§ **Given task**
Print all of the data exactly as written.

§ **Records to process**

......

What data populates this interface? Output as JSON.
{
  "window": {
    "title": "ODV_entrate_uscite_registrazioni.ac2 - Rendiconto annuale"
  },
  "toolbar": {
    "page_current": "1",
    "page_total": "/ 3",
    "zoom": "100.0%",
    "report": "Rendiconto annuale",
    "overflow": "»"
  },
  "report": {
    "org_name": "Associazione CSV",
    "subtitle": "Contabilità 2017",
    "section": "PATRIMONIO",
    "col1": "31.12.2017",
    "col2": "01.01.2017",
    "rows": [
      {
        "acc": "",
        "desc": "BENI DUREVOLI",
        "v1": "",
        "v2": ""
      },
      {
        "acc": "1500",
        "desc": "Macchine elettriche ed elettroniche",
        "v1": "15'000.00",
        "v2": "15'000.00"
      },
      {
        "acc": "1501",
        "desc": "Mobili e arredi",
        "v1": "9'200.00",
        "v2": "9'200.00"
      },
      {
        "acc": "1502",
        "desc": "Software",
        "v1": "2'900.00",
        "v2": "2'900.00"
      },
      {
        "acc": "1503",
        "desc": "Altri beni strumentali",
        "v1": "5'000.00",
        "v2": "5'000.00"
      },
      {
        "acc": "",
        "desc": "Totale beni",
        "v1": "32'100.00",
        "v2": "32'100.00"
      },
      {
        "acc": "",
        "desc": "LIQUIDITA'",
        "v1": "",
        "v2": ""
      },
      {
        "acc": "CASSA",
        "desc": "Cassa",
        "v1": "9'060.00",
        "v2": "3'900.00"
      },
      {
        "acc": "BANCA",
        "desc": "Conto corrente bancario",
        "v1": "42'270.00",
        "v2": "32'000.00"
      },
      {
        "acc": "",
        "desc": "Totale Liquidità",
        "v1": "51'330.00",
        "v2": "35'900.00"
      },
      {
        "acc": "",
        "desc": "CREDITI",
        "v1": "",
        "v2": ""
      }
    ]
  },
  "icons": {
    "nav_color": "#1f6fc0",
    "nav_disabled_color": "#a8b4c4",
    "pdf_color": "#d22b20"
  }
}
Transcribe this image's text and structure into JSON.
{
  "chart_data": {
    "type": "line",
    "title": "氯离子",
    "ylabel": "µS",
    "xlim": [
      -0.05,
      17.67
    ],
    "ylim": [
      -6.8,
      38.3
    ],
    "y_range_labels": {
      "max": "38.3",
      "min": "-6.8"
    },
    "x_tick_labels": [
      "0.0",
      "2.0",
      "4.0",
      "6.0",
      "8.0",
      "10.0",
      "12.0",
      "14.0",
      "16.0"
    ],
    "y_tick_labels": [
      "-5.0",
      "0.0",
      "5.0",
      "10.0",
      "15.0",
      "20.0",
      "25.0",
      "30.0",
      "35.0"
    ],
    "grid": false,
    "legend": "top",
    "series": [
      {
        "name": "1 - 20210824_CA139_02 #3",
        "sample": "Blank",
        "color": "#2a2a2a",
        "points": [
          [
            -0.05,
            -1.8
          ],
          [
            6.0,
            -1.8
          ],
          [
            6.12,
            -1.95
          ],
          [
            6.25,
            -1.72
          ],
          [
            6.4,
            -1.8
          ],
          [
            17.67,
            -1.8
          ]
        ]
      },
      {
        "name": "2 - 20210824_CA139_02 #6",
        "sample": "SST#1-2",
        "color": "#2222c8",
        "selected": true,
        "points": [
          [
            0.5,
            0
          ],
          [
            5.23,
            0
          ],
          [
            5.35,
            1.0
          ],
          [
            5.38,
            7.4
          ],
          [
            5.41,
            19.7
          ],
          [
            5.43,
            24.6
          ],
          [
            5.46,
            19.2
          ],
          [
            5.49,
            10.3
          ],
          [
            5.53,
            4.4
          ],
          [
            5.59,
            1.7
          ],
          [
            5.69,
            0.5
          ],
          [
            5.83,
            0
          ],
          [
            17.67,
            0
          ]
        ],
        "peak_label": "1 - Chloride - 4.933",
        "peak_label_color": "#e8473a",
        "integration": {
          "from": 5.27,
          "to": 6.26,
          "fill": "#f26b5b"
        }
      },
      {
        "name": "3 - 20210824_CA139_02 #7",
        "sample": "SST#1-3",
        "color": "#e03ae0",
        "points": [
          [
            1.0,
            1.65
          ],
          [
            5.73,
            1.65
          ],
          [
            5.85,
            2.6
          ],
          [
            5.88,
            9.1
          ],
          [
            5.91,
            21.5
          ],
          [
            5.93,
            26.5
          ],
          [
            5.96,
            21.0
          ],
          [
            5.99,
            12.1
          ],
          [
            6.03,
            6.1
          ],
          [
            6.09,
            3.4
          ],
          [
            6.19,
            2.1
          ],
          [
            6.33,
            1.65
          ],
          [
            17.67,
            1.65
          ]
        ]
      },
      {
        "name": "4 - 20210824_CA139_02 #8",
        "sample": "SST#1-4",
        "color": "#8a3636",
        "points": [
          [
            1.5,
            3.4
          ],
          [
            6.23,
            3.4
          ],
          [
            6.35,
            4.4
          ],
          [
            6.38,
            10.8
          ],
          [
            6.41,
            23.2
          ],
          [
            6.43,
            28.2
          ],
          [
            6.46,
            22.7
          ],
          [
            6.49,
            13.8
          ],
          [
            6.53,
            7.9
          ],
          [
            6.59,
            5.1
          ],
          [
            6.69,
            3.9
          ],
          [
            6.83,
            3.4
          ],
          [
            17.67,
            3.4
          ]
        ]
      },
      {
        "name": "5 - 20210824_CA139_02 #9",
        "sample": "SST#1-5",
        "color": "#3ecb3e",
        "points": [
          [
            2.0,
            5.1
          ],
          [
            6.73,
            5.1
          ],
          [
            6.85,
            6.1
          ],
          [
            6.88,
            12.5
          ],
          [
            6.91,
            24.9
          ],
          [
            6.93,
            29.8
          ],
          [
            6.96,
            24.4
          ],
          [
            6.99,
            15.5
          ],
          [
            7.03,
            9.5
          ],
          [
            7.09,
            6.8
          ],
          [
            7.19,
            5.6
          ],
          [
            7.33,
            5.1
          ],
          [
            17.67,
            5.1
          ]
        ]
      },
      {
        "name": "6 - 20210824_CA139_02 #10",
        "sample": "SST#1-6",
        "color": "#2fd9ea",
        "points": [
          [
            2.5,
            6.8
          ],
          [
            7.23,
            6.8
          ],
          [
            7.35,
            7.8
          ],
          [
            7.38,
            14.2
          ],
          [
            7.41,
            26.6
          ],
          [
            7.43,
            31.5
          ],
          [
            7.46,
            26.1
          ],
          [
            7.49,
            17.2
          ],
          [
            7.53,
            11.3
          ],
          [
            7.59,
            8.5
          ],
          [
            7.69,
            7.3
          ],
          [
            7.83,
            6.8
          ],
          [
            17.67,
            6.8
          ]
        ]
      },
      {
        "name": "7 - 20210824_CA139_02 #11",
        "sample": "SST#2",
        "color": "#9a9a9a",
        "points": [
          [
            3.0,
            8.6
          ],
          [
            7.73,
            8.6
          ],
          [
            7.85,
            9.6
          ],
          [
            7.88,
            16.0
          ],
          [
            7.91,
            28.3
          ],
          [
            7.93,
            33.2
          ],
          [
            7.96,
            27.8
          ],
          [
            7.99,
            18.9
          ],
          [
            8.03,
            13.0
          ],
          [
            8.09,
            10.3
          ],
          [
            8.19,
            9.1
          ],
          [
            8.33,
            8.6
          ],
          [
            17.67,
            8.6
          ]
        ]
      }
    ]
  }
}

......

§ **Exercise result**
What data populates this interface? Output as JSON.
{
  "window": {
    "title": "ODV_entrate_uscite_registrazioni.ac2 - Rendiconto annuale"
  },
  "toolbar": {
    "page_current": "1",
    "page_total": "/ 3",
    "zoom": "100.0%",
    "report": "Rendiconto annuale",
    "overflow": "»"
  },
  "report": {
    "org_name": "Associazione CSV",
    "subtitle": "Contabilità 2017",
    "section": "PATRIMONIO",
    "col1": "31.12.2017",
    "col2": "01.01.2017",
    "rows": [
      {
        "acc": "",
        "desc": "BENI DUREVOLI",
        "v1": "",
        "v2": ""
      },
      {
        "acc": "1500",
        "desc": "Macchine elettriche ed elettroniche",
        "v1": "15'000.00",
        "v2": "15'000.00"
      },
      {
        "acc": "1501",
        "desc": "Mobili e arredi",
        "v1": "9'200.00",
        "v2": "9'200.00"
      },
      {
        "acc": "1502",
        "desc": "Software",
        "v1": "2'900.00",
        "v2": "2'900.00"
      },
      {
        "acc": "1503",
        "desc": "Altri beni strumentali",
        "v1": "5'000.00",
        "v2": "5'000.00"
      },
      {
        "acc": "",
        "desc": "Totale beni",
        "v1": "32'100.00",
        "v2": "32'100.00"
      },
      {
        "acc": "",
        "desc": "LIQUIDITA'",
        "v1": "",
        "v2": ""
      },
      {
        "acc": "CASSA",
        "desc": "Cassa",
        "v1": "9'060.00",
        "v2": "3'900.00"
      },
      {
        "acc": "BANCA",
        "desc": "Conto corrente bancario",
        "v1": "42'270.00",
        "v2": "32'000.00"
      },
      {
        "acc": "",
        "desc": "Totale Liquidità",
        "v1": "51'330.00",
        "v2": "35'900.00"
      },
      {
        "acc": "",
        "desc": "CREDITI",
        "v1": "",
        "v2": ""
      }
    ]
  },
  "icons": {
    "nav_color": "#1f6fc0",
    "nav_disabled_color": "#a8b4c4",
    "pdf_color": "#d22b20"
  }
}
Transcribe this image's text and structure into JSON.
{
  "chart_data": {
    "type": "line",
    "title": "氯离子",
    "ylabel": "µS",
    "xlim": [
      -0.05,
      17.67
    ],
    "ylim": [
      -6.8,
      38.3
    ],
    "y_range_labels": {
      "max": "38.3",
      "min": "-6.8"
    },
    "x_tick_labels": [
      "0.0",
      "2.0",
      "4.0",
      "6.0",
      "8.0",
      "10.0",
      "12.0",
      "14.0",
      "16.0"
    ],
    "y_tick_labels": [
      "-5.0",
      "0.0",
      "5.0",
      "10.0",
      "15.0",
      "20.0",
      "25.0",
      "30.0",
      "35.0"
    ],
    "grid": false,
    "legend": "top",
    "series": [
      {
        "name": "1 - 20210824_CA139_02 #3",
        "sample": "Blank",
        "color": "#2a2a2a",
        "points": [
          [
            -0.05,
            -1.8
          ],
          [
            6.0,
            -1.8
          ],
          [
            6.12,
            -1.95
          ],
          [
            6.25,
            -1.72
          ],
          [
            6.4,
            -1.8
          ],
          [
            17.67,
            -1.8
          ]
        ]
      },
      {
        "name": "2 - 20210824_CA139_02 #6",
        "sample": "SST#1-2",
        "color": "#2222c8",
        "selected": true,
        "points": [
          [
            0.5,
            0
          ],
          [
            5.23,
            0
          ],
          [
            5.35,
            1.0
          ],
          [
            5.38,
            7.4
          ],
          [
            5.41,
            19.7
          ],
          [
            5.43,
            24.6
          ],
          [
            5.46,
            19.2
          ],
          [
            5.49,
            10.3
          ],
          [
            5.53,
            4.4
          ],
          [
            5.59,
            1.7
          ],
          [
            5.69,
            0.5
          ],
          [
            5.83,
            0
          ],
          [
            17.67,
            0
          ]
        ],
        "peak_label": "1 - Chloride - 4.933",
        "peak_label_color": "#e8473a",
        "integration": {
          "from": 5.27,
          "to": 6.26,
          "fill": "#f26b5b"
        }
      },
      {
        "name": "3 - 20210824_CA139_02 #7",
        "sample": "SST#1-3",
        "color": "#e03ae0",
        "points": [
          [
            1.0,
            1.65
          ],
          [
            5.73,
            1.65
          ],
          [
            5.85,
            2.6
          ],
          [
            5.88,
            9.1
          ],
          [
            5.91,
            21.5
          ],
          [
            5.93,
            26.5
          ],
          [
            5.96,
            21.0
          ],
          [
            5.99,
            12.1
          ],
          [
            6.03,
            6.1
          ],
          [
            6.09,
            3.4
          ],
          [
            6.19,
            2.1
          ],
          [
            6.33,
            1.65
          ],
          [
            17.67,
            1.65
          ]
        ]
      },
      {
        "name": "4 - 20210824_CA139_02 #8",
        "sample": "SST#1-4",
        "color": "#8a3636",
        "points": [
          [
            1.5,
            3.4
          ],
          [
            6.23,
            3.4
          ],
          [
            6.35,
            4.4
          ],
          [
            6.38,
            10.8
          ],
          [
            6.41,
            23.2
          ],
          [
            6.43,
            28.2
          ],
          [
            6.46,
            22.7
          ],
          [
            6.49,
            13.8
          ],
          [
            6.53,
            7.9
          ],
          [
            6.59,
            5.1
          ],
          [
            6.69,
            3.9
          ],
          [
            6.83,
            3.4
          ],
          [
            17.67,
            3.4
          ]
        ]
      },
      {
        "name": "5 - 20210824_CA139_02 #9",
        "sample": "SST#1-5",
        "color": "#3ecb3e",
        "points": [
          [
            2.0,
            5.1
          ],
          [
            6.73,
            5.1
          ],
          [
            6.85,
            6.1
          ],
          [
            6.88,
            12.5
          ],
          [
            6.91,
            24.9
          ],
          [
            6.93,
            29.8
          ],
          [
            6.96,
            24.4
          ],
          [
            6.99,
            15.5
          ],
          [
            7.03,
            9.5
          ],
          [
            7.09,
            6.8
          ],
          [
            7.19,
            5.6
          ],
          [
            7.33,
            5.1
          ],
          [
            17.67,
            5.1
          ]
        ]
      },
      {
        "name": "6 - 20210824_CA139_02 #10",
        "sample": "SST#1-6",
        "color": "#2fd9ea",
        "points": [
          [
            2.5,
            6.8
          ],
          [
            7.23,
            6.8
          ],
          [
            7.35,
            7.8
          ],
          [
            7.38,
            14.2
          ],
          [
            7.41,
            26.6
          ],
          [
            7.43,
            31.5
          ],
          [
            7.46,
            26.1
          ],
          [
            7.49,
            17.2
          ],
          [
            7.53,
            11.3
          ],
          [
            7.59,
            8.5
          ],
          [
            7.69,
            7.3
          ],
          [
            7.83,
            6.8
          ],
          [
            17.67,
            6.8
          ]
        ]
      },
      {
        "name": "7 - 20210824_CA139_02 #11",
        "sample": "SST#2",
        "color": "#9a9a9a",
        "points": [
          [
            3.0,
            8.6
          ],
          [
            7.73,
            8.6
          ],
          [
            7.85,
            9.6
          ],
          [
            7.88,
            16.0
          ],
          [
            7.91,
            28.3
          ],
          [
            7.93,
            33.2
          ],
          [
            7.96,
            27.8
          ],
          [
            7.99,
            18.9
          ],
          [
            8.03,
            13.0
          ],
          [
            8.09,
            10.3
          ],
          [
            8.19,
            9.1
          ],
          [
            8.33,
            8.6
          ],
          [
            17.67,
            8.6
          ]
        ]
      }
    ]
  }
}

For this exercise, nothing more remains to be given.